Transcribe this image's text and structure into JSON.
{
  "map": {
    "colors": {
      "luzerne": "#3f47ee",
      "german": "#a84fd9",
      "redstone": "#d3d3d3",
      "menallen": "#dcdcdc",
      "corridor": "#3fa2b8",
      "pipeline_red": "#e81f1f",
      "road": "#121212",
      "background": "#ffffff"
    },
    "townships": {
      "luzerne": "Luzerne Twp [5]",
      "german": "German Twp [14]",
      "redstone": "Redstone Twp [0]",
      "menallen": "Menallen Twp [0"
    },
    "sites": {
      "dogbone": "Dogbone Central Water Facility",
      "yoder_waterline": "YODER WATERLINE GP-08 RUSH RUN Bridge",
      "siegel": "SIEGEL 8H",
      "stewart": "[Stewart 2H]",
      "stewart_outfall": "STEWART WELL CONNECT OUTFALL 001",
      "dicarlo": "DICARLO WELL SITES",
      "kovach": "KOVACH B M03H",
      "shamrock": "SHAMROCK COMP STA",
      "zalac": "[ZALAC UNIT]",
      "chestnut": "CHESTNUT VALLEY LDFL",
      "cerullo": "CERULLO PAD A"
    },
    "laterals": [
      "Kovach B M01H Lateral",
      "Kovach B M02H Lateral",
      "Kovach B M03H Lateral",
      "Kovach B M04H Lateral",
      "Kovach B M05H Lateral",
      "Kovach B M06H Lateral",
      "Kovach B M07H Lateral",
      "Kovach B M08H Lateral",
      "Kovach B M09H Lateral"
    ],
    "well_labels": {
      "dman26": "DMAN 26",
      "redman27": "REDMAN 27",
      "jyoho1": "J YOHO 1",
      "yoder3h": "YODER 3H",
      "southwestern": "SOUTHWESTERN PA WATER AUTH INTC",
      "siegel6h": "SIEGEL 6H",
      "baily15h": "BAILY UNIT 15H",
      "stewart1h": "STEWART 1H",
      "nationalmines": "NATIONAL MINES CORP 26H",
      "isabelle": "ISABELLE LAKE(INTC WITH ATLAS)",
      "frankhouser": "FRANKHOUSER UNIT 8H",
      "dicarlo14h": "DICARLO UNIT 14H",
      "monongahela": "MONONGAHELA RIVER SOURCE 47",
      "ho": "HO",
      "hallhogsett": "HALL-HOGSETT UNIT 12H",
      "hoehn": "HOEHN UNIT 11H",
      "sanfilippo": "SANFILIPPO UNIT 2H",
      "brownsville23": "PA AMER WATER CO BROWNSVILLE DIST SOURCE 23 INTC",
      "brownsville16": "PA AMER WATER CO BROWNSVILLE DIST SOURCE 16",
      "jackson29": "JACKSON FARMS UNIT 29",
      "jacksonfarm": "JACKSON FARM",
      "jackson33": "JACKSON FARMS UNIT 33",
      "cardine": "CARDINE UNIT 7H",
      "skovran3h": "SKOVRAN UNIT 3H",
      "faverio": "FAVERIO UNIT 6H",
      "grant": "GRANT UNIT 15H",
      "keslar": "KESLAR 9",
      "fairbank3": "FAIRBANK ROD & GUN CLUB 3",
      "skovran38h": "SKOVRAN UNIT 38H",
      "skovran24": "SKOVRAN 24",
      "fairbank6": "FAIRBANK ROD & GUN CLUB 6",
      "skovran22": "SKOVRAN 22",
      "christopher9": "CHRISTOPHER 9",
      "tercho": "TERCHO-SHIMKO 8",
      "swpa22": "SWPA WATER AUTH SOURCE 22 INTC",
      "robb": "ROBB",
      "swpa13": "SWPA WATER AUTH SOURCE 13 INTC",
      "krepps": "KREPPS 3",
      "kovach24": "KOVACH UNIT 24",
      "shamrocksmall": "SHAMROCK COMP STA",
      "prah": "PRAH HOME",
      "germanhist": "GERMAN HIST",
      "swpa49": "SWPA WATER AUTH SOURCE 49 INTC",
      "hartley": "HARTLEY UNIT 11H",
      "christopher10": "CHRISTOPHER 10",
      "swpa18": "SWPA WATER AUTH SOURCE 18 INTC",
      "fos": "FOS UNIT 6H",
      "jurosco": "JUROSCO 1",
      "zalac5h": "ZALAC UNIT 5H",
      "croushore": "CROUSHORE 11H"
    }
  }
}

_ _ _

## OBJECTIVE
Copy all the lines, exactly.

## WORKED ANSWER
Transcribe this image's text and structure into JSON.
{
  "map": {
    "colors": {
      "luzerne": "#3f47ee",
      "german": "#a84fd9",
      "redstone": "#d3d3d3",
      "menallen": "#dcdcdc",
      "corridor": "#3fa2b8",
      "pipeline_red": "#e81f1f",
      "road": "#121212",
      "background": "#ffffff"
    },
    "townships": {
      "luzerne": "Luzerne Twp [5]",
      "german": "German Twp [14]",
      "redstone": "Redstone Twp [0]",
      "menallen": "Menallen Twp [0"
    },
    "sites": {
      "dogbone": "Dogbone Central Water Facility",
      "yoder_waterline": "YODER WATERLINE GP-08 RUSH RUN Bridge",
      "siegel": "SIEGEL 8H",
      "stewart": "[Stewart 2H]",
      "stewart_outfall": "STEWART WELL CONNECT OUTFALL 001",
      "dicarlo": "DICARLO WELL SITES",
      "kovach": "KOVACH B M03H",
      "shamrock": "SHAMROCK COMP STA",
      "zalac": "[ZALAC UNIT]",
      "chestnut": "CHESTNUT VALLEY LDFL",
      "cerullo": "CERULLO PAD A"
    },
    "laterals": [
      "Kovach B M01H Lateral",
      "Kovach B M02H Lateral",
      "Kovach B M03H Lateral",
      "Kovach B M04H Lateral",
      "Kovach B M05H Lateral",
      "Kovach B M06H Lateral",
      "Kovach B M07H Lateral",
      "Kovach B M08H Lateral",
      "Kovach B M09H Lateral"
    ],
    "well_labels": {
      "dman26": "DMAN 26",
      "redman27": "REDMAN 27",
      "jyoho1": "J YOHO 1",
      "yoder3h": "YODER 3H",
      "southwestern": "SOUTHWESTERN PA WATER AUTH INTC",
      "siegel6h": "SIEGEL 6H",
      "baily15h": "BAILY UNIT 15H",
      "stewart1h": "STEWART 1H",
      "nationalmines": "NATIONAL MINES CORP 26H",
      "isabelle": "ISABELLE LAKE(INTC WITH ATLAS)",
      "frankhouser": "FRANKHOUSER UNIT 8H",
      "dicarlo14h": "DICARLO UNIT 14H",
      "monongahela": "MONONGAHELA RIVER SOURCE 47",
      "ho": "HO",
      "hallhogsett": "HALL-HOGSETT UNIT 12H",
      "hoehn": "HOEHN UNIT 11H",
      "sanfilippo": "SANFILIPPO UNIT 2H",
      "brownsville23": "PA AMER WATER CO BROWNSVILLE DIST SOURCE 23 INTC",
      "brownsville16": "PA AMER WATER CO BROWNSVILLE DIST SOURCE 16",
      "jackson29": "JACKSON FARMS UNIT 29",
      "jacksonfarm": "JACKSON FARM",
      "jackson33": "JACKSON FARMS UNIT 33",
      "cardine": "CARDINE UNIT 7H",
      "skovran3h": "SKOVRAN UNIT 3H",
      "faverio": "FAVERIO UNIT 6H",
      "grant": "GRANT UNIT 15H",
      "keslar": "KESLAR 9",
      "fairbank3": "FAIRBANK ROD & GUN CLUB 3",
      "skovran38h": "SKOVRAN UNIT 38H",
      "skovran24": "SKOVRAN 24",
      "fairbank6": "FAIRBANK ROD & GUN CLUB 6",
      "skovran22": "SKOVRAN 22",
      "christopher9": "CHRISTOPHER 9",
      "tercho": "TERCHO-SHIMKO 8",
      "swpa22": "SWPA WATER AUTH SOURCE 22 INTC",
      "robb": "ROBB",
      "swpa13": "SWPA WATER AUTH SOURCE 13 INTC",
      "krepps": "KREPPS 3",
      "kovach24": "KOVACH UNIT 24",
      "shamrocksmall": "SHAMROCK COMP STA",
      "prah": "PRAH HOME",
      "germanhist": "GERMAN HIST",
      "swpa49": "SWPA WATER AUTH SOURCE 49 INTC",
      "hartley": "HARTLEY UNIT 11H",
      "christopher10": "CHRISTOPHER 10",
      "swpa18": "SWPA WATER AUTH SOURCE 18 INTC",
      "fos": "FOS UNIT 6H",
      "jurosco": "JUROSCO 1",
      "zalac5h": "ZALAC UNIT 5H",
      "croushore": "CROUSHORE 11H"
    }
  }
}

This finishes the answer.